>> begin
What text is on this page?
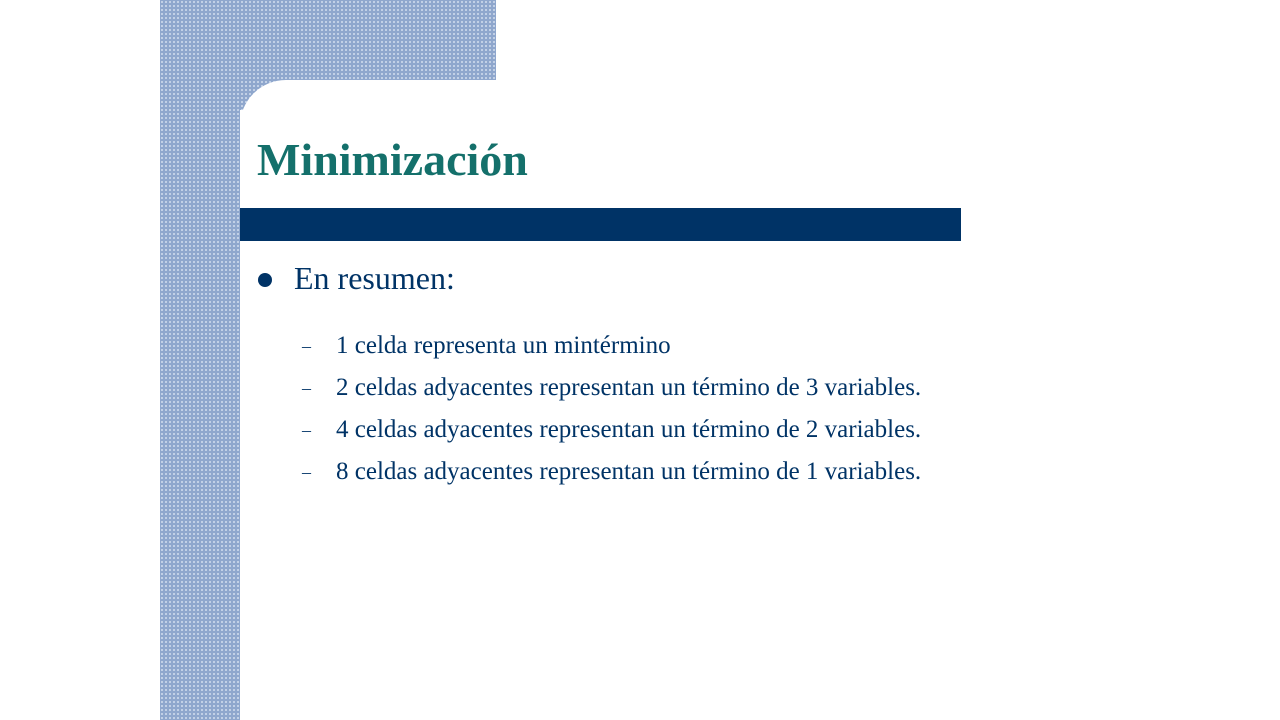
Minimización
En resumen:
– 1 celda representa un mintérmino
– 2 celdas adyacentes representan un término de 3 variables.
– 4 celdas adyacentes representan un término de 2 variables.
– 8 celdas adyacentes representan un término de 1 variables.
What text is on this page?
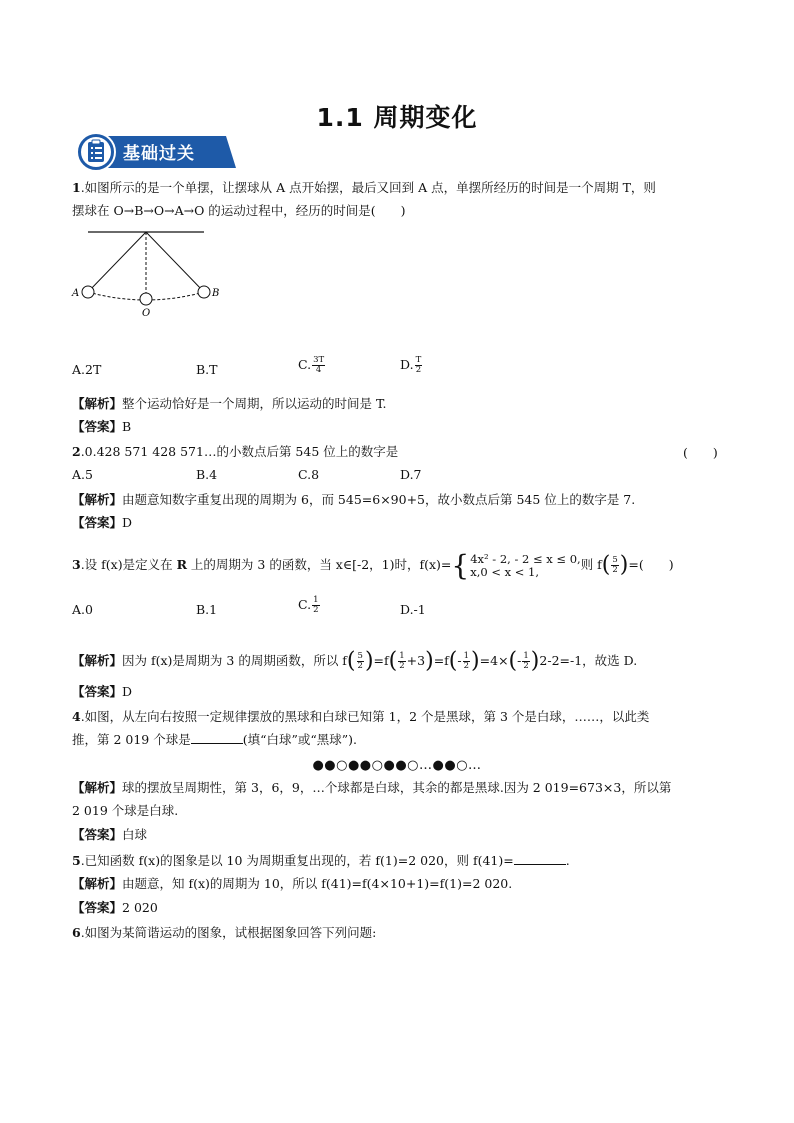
1.1 周期变化
基础过关
1.如图所示的是一个单摆，让摆球从 A 点开始摆，最后又回到 A 点，单摆所经历的时间是一个周期 T，则
摆球在 O→B→O→A→O 的运动过程中，经历的时间是(　　)
A
O
B
A.2T	B.T	C. $\frac{3T}{4}$	D. $\frac{T}{2}$
【解析】整个运动恰好是一个周期，所以运动的时间是 T.
【答案】B
2.0.428 571 428 571…的小数点后第 545 位上的数字是	(　　)
A.5	B.4	C.8	D.7
【解析】由题意知数字重复出现的周期为 6，而 545=6×90+5，故小数点后第 545 位上的数字是 7.
【答案】D
3.设 f(x)是定义在 R 上的周期为 3 的函数，当 x∈[-2，1)时，f(x)={ 4x² - 2, - 2 ≤ x ≤ 0,
x,0 < x < 1,	则 $f( \frac{5}{2}$ )=(　　)
A.0	B.1	C. $\frac{1}{2}$	D.-1
【解析】因为 f(x)是周期为 3 的周期函数，所以 $f( \frac{5}{2} )=f( \frac{1}{2} +3)=f(- \frac{1}{2} )=4\times(- \frac{1}{2} )2-2=-1$，故选 D.
【答案】D
4.如图，从左向右按照一定规律摆放的黑球和白球已知第 1，2 个是黑球，第 3 个是白球，……，以此类
推，第 2 019 个球是	(填“白球”或“黑球”).
●●○●●○●●○…●●○…
【解析】球的摆放呈周期性，第 3，6，9，…个球都是白球，其余的都是黑球.因为 2 019=673×3，所以第
2 019 个球是白球.
【答案】白球
5.已知函数 f(x)的图象是以 10 为周期重复出现的，若 f(1)=2 020，则 f(41)=	.
【解析】由题意，知 f(x)的周期为 10，所以 f(41)=f(4×10+1)=f(1)=2 020.
【答案】2 020
6.如图为某简谐运动的图象，试根据图象回答下列问题:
>> end
• Aim: Copy each line of the listing that includes "frac".

• Solution below:
A.2T	B.T	C. $\frac{3T}{4}$	D. $\frac{T}{2}$
x,0 < x < 1,	则 $f( \frac{5}{2}$ )=(　　)
A.0	B.1	C. $\frac{1}{2}$	D.-1
【解析】因为 f(x)是周期为 3 的周期函数，所以 $f( \frac{5}{2} )=f( \frac{1}{2} +3)=f(- \frac{1}{2} )=4\times(- \frac{1}{2} )2-2=-1$，故选 D.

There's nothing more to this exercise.